## Exercise task
Find each line holding "name" and copy it out.
++++++++++
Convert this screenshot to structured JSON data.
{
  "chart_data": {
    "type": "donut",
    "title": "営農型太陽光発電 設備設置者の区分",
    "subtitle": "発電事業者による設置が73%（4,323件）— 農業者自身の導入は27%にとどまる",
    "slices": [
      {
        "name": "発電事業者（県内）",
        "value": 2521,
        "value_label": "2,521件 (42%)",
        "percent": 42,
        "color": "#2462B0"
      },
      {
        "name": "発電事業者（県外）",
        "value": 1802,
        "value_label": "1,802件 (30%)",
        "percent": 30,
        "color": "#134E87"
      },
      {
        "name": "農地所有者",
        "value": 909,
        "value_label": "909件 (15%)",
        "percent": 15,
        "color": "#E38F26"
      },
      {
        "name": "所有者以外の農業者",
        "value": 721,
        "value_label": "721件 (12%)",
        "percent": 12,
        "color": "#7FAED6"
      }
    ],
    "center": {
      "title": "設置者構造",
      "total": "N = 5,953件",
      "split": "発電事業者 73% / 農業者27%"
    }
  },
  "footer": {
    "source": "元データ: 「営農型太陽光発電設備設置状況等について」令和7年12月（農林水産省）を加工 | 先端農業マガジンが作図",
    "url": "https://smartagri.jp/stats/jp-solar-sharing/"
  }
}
++++++++++
## Result for this task
        "name": "発電事業者（県内）",
        "name": "発電事業者（県外）",
        "name": "農地所有者",
        "name": "所有者以外の農業者",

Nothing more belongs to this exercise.